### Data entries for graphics
════

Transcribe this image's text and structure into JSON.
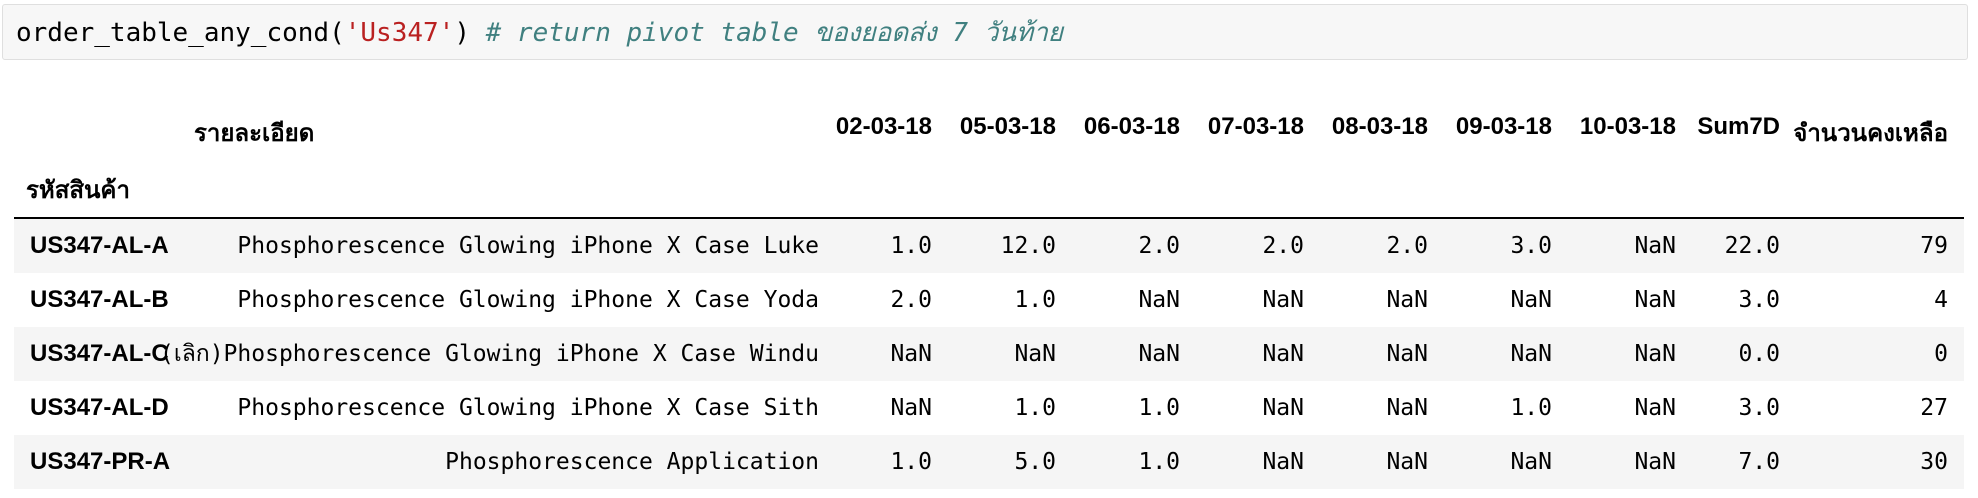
{
  "cell": {
    "func": "order_table_any_cond(",
    "arg": "'Us347'",
    "close": ")",
    "comment": "# return pivot table ของยอดส่ง 7 วันท้าย"
  },
  "table": {
    "desc_header": "รายละเอียด",
    "columns": [
      "02-03-18",
      "05-03-18",
      "06-03-18",
      "07-03-18",
      "08-03-18",
      "09-03-18",
      "10-03-18",
      "Sum7D",
      "จำนวนคงเหลือ"
    ],
    "index_name": "รหัสสินค้า",
    "rows": [
      {
        "id": "US347-AL-A",
        "desc": "Phosphorescence Glowing iPhone X Case Luke",
        "values": [
          "1.0",
          "12.0",
          "2.0",
          "2.0",
          "2.0",
          "3.0",
          "NaN",
          "22.0",
          "79"
        ]
      },
      {
        "id": "US347-AL-B",
        "desc": "Phosphorescence Glowing iPhone X Case Yoda",
        "values": [
          "2.0",
          "1.0",
          "NaN",
          "NaN",
          "NaN",
          "NaN",
          "NaN",
          "3.0",
          "4"
        ]
      },
      {
        "id": "US347-AL-C",
        "desc": "(เลิก)Phosphorescence Glowing iPhone X Case Windu",
        "values": [
          "NaN",
          "NaN",
          "NaN",
          "NaN",
          "NaN",
          "NaN",
          "NaN",
          "0.0",
          "0"
        ]
      },
      {
        "id": "US347-AL-D",
        "desc": "Phosphorescence Glowing iPhone X Case Sith",
        "values": [
          "NaN",
          "1.0",
          "1.0",
          "NaN",
          "NaN",
          "1.0",
          "NaN",
          "3.0",
          "27"
        ]
      },
      {
        "id": "US347-PR-A",
        "desc": "Phosphorescence Application",
        "values": [
          "1.0",
          "5.0",
          "1.0",
          "NaN",
          "NaN",
          "NaN",
          "NaN",
          "7.0",
          "30"
        ]
      }
    ]
  }
}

════

### The problem
State how many lines of the material contain the string "Phosphorescence", with no other words.

### Response to the exercise
5